**Task goal:** Copy all of the material below exactly.

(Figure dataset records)
● ● ● ● ● ● ●

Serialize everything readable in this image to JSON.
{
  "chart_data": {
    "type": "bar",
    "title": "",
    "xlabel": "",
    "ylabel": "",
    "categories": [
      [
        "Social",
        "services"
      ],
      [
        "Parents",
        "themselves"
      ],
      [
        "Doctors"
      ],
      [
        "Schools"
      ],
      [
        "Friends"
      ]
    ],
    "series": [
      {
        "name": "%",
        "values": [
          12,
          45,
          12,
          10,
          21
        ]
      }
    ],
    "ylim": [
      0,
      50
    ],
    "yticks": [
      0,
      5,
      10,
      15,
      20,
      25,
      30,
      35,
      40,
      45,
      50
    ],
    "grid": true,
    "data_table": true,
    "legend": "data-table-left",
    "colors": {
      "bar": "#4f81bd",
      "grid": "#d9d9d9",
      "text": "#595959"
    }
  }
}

● ● ● ● ● ● ●

**Answer to the exercise:**
Serialize everything readable in this image to JSON.
{
  "chart_data": {
    "type": "bar",
    "title": "",
    "xlabel": "",
    "ylabel": "",
    "categories": [
      [
        "Social",
        "services"
      ],
      [
        "Parents",
        "themselves"
      ],
      [
        "Doctors"
      ],
      [
        "Schools"
      ],
      [
        "Friends"
      ]
    ],
    "series": [
      {
        "name": "%",
        "values": [
          12,
          45,
          12,
          10,
          21
        ]
      }
    ],
    "ylim": [
      0,
      50
    ],
    "yticks": [
      0,
      5,
      10,
      15,
      20,
      25,
      30,
      35,
      40,
      45,
      50
    ],
    "grid": true,
    "data_table": true,
    "legend": "data-table-left",
    "colors": {
      "bar": "#4f81bd",
      "grid": "#d9d9d9",
      "text": "#595959"
    }
  }
}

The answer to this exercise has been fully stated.